Exercise
How many lines in the entries below include the string "Internet"? Answer with the number only.
------ Records to use ------
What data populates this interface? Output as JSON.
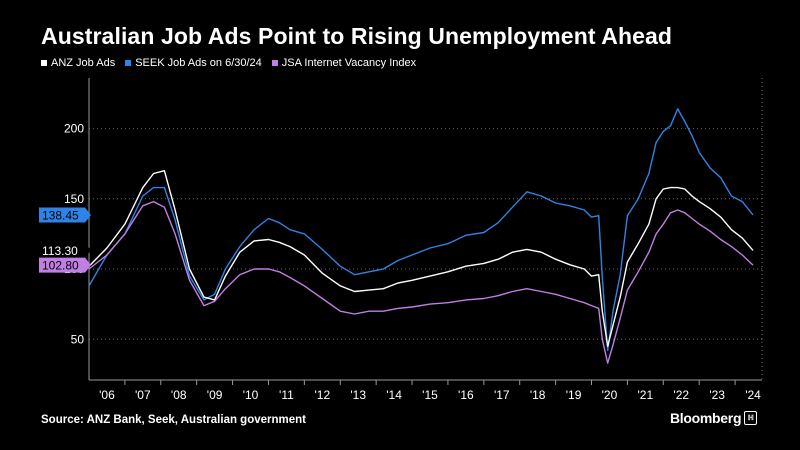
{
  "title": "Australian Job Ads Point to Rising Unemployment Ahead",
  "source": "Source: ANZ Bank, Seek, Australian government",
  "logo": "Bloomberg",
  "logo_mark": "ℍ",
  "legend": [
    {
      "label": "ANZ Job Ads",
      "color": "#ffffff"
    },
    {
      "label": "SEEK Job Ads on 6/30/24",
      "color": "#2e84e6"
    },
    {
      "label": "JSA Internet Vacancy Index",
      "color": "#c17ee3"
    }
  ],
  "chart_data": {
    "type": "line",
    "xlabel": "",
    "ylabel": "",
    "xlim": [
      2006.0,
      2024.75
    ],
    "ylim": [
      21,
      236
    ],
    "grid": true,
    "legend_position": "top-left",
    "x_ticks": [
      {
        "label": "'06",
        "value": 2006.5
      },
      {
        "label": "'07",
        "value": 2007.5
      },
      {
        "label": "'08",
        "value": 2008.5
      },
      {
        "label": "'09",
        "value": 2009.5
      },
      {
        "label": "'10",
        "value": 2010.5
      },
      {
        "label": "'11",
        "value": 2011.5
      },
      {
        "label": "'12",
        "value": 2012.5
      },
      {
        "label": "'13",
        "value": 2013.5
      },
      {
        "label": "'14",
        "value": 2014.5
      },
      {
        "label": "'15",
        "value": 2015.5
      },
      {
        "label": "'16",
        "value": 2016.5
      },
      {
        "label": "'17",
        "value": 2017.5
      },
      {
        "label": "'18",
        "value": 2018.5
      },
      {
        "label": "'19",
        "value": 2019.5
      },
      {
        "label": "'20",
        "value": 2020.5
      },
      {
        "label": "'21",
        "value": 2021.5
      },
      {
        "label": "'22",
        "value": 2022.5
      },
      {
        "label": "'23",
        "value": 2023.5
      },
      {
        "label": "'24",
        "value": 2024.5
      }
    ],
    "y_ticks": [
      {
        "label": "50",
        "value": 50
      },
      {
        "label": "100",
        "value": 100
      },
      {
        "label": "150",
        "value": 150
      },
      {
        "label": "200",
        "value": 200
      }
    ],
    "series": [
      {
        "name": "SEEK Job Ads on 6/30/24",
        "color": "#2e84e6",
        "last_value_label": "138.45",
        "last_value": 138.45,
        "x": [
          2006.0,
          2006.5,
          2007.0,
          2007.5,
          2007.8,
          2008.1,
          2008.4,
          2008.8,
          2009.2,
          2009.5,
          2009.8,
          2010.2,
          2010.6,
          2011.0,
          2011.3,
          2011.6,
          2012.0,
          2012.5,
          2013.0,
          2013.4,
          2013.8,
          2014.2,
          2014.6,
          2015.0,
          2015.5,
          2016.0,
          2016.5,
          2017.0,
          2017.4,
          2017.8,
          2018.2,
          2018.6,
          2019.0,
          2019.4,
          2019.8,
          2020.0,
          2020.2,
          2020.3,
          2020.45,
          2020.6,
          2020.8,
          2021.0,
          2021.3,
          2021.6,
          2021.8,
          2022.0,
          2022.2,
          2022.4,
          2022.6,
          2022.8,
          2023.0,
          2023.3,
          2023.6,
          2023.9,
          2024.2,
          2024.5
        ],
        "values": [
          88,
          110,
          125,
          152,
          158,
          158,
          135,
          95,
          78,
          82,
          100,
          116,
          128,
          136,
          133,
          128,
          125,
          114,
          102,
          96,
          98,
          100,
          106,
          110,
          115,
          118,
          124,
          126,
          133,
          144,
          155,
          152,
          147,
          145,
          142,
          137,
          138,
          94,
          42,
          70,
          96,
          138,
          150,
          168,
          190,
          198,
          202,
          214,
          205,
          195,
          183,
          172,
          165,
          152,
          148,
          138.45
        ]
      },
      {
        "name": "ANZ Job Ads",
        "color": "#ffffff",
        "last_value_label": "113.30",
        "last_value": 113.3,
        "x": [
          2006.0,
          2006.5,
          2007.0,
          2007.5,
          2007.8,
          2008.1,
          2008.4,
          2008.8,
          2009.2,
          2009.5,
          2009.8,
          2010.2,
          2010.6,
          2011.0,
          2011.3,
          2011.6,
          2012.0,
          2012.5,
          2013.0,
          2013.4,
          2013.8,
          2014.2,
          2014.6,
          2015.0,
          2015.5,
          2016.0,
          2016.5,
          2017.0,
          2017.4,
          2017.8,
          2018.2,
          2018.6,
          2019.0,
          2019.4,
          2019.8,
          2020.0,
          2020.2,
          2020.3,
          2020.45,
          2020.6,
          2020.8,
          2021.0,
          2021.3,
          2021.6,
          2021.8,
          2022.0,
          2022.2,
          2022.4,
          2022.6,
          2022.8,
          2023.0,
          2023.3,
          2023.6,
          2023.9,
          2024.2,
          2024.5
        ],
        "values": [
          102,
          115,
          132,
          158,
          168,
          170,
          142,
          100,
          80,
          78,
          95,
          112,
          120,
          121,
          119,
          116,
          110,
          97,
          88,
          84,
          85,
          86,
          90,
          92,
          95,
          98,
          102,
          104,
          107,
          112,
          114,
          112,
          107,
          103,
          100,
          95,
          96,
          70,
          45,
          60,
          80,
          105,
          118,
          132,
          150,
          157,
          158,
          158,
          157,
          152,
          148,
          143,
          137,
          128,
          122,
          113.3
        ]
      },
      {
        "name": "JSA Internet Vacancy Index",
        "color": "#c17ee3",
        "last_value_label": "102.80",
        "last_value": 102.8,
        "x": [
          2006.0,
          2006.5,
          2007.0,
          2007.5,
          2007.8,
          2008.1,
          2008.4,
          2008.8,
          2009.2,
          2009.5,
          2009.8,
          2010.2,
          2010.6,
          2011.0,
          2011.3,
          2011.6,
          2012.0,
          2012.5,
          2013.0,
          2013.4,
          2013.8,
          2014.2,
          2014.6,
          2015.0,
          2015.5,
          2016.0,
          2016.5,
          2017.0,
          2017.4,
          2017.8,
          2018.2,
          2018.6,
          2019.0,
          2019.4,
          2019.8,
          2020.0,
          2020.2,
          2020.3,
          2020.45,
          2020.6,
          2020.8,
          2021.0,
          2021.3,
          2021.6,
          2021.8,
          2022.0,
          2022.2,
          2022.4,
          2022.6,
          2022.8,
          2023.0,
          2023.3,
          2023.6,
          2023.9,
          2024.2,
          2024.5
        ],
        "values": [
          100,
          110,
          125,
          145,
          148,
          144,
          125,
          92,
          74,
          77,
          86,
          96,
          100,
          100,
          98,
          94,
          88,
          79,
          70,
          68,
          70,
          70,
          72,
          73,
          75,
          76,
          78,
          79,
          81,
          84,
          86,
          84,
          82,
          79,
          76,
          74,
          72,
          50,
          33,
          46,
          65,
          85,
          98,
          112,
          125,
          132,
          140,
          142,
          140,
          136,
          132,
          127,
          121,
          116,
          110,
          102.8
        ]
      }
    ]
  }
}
------
Output for this task
2